─── Records shown
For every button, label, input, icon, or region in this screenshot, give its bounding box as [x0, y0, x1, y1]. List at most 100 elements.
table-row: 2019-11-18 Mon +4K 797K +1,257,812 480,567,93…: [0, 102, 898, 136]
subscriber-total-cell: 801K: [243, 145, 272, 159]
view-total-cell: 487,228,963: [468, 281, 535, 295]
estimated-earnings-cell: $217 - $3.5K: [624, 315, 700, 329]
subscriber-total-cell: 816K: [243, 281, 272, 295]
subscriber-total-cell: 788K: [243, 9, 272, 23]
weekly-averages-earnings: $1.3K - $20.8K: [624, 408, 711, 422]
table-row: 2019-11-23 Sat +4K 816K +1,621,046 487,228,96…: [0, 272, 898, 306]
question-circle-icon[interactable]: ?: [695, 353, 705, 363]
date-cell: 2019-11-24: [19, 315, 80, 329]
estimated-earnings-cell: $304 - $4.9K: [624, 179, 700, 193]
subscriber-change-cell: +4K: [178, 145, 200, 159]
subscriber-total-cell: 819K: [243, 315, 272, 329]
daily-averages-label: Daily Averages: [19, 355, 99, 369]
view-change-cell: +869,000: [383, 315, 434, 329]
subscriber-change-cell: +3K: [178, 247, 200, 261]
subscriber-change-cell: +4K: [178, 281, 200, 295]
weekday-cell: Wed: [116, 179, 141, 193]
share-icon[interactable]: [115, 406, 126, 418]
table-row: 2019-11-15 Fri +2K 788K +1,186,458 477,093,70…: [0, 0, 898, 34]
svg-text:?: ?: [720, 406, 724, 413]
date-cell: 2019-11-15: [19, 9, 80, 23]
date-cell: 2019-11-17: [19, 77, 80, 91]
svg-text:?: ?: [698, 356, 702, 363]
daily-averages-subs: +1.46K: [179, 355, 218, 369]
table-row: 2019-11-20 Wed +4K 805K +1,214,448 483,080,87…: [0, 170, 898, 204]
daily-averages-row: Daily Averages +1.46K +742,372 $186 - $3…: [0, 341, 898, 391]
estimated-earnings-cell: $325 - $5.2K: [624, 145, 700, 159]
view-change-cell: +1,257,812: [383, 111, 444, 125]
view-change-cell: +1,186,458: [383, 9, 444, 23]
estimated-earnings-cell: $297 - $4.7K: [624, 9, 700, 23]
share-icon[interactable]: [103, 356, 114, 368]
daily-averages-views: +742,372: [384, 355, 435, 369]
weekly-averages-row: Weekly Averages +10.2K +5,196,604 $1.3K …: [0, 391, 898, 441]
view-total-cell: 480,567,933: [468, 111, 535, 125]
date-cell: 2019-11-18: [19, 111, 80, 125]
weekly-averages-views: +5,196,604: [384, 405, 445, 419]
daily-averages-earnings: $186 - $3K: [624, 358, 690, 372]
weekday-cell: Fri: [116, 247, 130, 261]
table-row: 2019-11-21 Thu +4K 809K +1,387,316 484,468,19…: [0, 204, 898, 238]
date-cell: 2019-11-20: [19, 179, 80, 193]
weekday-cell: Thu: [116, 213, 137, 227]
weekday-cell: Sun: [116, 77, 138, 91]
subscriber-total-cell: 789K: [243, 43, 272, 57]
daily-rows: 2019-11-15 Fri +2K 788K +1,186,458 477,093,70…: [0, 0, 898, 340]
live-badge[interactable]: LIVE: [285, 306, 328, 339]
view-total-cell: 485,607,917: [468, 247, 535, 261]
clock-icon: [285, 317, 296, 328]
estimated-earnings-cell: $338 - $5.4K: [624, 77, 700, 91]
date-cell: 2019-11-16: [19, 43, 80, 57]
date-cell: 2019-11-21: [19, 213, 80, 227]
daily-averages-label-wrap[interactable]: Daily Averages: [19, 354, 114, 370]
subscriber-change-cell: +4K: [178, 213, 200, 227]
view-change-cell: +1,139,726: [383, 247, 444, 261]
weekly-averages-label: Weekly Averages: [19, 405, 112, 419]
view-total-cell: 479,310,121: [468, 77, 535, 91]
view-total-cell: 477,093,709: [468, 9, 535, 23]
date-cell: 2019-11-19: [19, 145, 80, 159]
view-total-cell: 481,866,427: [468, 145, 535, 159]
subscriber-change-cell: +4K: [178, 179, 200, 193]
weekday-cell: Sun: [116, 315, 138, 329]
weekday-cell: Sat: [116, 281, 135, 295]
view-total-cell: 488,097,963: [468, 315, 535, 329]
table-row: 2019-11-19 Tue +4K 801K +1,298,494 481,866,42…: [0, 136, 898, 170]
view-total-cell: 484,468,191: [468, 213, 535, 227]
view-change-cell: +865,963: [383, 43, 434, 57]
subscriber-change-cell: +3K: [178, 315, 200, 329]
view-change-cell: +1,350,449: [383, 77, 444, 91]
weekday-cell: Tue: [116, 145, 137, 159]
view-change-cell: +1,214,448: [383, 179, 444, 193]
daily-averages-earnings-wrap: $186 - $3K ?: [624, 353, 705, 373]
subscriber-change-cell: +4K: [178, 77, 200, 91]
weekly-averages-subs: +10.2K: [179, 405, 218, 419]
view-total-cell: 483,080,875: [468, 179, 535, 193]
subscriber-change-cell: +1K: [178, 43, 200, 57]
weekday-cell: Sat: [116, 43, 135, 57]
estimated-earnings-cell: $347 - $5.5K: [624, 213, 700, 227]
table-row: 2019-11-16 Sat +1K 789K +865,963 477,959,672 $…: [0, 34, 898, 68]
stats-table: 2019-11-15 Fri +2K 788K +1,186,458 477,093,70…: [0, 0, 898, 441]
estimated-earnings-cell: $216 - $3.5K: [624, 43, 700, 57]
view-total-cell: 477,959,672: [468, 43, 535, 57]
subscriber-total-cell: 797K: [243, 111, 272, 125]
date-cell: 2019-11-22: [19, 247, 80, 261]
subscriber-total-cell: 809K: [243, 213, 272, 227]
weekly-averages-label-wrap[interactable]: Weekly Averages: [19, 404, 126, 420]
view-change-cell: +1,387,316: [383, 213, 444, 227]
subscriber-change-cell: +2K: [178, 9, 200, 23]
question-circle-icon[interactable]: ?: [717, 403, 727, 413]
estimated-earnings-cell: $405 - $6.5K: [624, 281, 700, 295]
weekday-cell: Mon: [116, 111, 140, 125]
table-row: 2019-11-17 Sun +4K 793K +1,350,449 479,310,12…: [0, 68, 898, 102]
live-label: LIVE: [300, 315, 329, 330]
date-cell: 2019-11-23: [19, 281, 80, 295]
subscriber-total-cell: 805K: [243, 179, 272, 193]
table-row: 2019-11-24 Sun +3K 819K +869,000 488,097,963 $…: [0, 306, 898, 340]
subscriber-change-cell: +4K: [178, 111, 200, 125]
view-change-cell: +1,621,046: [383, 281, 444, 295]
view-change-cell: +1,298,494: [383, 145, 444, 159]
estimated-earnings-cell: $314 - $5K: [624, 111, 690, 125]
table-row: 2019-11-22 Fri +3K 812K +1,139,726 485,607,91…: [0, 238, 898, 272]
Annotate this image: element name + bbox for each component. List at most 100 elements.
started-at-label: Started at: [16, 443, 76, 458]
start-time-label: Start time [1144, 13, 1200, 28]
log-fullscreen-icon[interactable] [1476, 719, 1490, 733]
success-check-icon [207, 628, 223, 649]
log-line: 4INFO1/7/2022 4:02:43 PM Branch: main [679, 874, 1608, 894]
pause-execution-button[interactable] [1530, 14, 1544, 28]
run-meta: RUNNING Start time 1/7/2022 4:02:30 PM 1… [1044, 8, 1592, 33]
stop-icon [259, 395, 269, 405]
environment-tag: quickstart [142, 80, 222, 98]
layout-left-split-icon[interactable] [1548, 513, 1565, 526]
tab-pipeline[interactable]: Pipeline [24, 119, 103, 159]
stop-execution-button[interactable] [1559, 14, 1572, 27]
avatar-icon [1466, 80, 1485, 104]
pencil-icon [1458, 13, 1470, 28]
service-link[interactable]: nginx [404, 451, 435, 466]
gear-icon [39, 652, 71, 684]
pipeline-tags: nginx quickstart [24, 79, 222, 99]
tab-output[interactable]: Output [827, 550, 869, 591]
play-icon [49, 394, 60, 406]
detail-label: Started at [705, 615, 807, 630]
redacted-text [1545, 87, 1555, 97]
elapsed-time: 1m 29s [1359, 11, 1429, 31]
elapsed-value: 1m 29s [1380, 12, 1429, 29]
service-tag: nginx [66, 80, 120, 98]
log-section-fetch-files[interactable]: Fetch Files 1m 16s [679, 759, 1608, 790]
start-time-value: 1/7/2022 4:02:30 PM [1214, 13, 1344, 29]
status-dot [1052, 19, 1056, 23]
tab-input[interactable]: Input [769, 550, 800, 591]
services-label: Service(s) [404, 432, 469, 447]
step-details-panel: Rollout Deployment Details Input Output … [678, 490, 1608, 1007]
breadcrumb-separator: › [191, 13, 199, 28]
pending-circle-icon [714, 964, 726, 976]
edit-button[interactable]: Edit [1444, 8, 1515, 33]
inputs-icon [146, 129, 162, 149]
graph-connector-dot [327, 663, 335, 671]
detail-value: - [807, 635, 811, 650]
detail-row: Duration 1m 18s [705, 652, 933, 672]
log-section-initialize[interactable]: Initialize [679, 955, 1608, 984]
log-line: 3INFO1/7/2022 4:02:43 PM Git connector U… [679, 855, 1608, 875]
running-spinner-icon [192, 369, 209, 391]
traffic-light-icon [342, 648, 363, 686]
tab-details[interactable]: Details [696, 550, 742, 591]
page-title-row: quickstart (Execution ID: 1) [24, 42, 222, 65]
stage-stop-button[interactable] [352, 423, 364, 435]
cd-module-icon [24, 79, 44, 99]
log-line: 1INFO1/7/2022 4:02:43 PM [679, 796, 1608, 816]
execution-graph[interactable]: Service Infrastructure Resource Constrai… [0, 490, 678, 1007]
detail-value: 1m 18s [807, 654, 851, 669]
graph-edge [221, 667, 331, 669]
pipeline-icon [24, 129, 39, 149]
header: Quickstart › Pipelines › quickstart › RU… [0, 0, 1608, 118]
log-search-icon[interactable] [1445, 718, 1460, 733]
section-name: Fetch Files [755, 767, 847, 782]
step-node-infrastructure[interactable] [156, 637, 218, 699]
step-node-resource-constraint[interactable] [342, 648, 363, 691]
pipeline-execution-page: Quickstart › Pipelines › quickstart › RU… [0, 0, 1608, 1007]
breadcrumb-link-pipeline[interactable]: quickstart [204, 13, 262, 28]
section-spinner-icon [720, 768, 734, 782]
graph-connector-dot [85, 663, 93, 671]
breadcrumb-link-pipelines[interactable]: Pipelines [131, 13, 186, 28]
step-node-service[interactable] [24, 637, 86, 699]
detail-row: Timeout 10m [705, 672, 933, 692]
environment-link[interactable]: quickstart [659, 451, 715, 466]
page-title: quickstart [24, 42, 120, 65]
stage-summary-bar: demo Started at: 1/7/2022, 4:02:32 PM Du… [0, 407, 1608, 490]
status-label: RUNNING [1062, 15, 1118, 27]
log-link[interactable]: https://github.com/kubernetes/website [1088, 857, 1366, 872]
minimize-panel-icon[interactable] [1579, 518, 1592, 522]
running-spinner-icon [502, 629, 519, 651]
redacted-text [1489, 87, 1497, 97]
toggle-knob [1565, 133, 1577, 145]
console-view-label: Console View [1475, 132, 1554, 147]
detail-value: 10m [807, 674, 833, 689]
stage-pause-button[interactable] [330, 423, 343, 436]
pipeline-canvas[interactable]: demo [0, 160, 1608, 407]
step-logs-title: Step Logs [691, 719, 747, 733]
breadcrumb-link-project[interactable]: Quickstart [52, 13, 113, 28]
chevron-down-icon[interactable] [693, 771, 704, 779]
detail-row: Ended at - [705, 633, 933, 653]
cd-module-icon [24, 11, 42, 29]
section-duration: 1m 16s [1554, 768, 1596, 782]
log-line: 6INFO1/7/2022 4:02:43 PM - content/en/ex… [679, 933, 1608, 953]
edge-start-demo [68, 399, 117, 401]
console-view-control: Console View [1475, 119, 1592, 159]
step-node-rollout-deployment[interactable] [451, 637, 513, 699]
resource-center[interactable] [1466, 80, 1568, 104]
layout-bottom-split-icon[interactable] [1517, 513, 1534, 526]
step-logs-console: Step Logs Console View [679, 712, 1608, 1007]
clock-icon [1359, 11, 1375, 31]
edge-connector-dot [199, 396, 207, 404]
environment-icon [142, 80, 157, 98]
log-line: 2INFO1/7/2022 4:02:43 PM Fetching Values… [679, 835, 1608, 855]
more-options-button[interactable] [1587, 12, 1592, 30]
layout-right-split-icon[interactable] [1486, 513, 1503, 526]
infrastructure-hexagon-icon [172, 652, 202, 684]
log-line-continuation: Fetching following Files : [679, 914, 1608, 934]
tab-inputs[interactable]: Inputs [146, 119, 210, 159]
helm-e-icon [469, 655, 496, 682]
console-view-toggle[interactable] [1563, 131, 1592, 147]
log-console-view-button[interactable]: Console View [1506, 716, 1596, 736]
──────
Pull out, word for word, every line from the very start of the items up to and including the line containing "view-total-cell: 487,228,963: [468, 281, 535, 295]".

__Problem solution__.
For every button, label, input, icon, or region in this screenshot, give its bounding box as [x0, y0, x1, y1]. List at most 100 elements.
table-row: 2019-11-18 Mon +4K 797K +1,257,812 480,567,93…: [0, 102, 898, 136]
subscriber-total-cell: 801K: [243, 145, 272, 159]
view-total-cell: 487,228,963: [468, 281, 535, 295]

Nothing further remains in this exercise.